# What you will do
Among the entries below, count the lines that contain the word "icon". Write down only the total.

# Raw records
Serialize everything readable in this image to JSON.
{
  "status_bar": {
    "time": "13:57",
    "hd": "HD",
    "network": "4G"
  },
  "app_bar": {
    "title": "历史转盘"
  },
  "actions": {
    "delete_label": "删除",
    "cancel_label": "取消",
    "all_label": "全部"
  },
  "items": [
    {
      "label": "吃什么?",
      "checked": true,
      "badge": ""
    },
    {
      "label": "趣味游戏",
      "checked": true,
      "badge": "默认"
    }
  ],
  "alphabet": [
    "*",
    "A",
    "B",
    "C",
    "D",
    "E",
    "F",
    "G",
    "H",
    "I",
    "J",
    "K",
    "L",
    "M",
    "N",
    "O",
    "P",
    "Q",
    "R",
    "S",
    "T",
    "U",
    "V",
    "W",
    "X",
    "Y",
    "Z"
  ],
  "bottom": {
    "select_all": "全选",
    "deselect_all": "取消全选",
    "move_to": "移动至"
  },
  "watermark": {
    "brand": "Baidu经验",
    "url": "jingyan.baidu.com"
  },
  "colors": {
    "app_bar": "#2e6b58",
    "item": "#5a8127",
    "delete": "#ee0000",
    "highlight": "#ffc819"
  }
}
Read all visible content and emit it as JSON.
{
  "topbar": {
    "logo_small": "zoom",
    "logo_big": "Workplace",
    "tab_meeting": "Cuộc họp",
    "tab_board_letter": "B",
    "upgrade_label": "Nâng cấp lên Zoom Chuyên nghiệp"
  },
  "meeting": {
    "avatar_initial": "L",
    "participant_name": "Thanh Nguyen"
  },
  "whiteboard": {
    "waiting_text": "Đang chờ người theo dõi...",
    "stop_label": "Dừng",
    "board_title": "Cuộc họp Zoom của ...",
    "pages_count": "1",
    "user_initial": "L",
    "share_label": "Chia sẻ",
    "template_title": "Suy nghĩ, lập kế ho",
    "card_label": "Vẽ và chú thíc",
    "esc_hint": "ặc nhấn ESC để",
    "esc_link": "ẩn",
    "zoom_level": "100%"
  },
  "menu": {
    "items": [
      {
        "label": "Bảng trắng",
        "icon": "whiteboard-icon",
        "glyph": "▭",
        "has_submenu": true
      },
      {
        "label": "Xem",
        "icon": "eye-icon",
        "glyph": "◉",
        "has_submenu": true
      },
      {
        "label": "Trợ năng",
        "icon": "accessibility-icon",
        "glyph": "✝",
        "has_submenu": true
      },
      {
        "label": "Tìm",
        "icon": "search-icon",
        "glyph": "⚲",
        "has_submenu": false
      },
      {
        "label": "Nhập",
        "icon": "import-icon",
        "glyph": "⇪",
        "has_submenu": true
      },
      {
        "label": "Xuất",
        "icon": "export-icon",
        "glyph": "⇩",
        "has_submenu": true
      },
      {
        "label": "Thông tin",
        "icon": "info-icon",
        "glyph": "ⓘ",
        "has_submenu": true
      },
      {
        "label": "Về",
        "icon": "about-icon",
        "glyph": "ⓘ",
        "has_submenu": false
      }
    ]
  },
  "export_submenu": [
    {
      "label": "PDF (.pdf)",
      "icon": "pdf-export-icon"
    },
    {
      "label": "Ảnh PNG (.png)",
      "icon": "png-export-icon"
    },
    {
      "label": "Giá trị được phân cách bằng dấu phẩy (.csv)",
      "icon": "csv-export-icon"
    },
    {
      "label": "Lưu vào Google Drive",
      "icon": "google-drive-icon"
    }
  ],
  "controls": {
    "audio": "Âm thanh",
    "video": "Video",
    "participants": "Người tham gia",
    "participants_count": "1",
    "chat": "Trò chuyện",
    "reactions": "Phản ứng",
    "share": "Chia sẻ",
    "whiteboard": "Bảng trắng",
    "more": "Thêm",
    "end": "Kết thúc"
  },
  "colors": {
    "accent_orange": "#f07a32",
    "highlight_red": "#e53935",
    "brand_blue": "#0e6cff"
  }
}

# Task output
12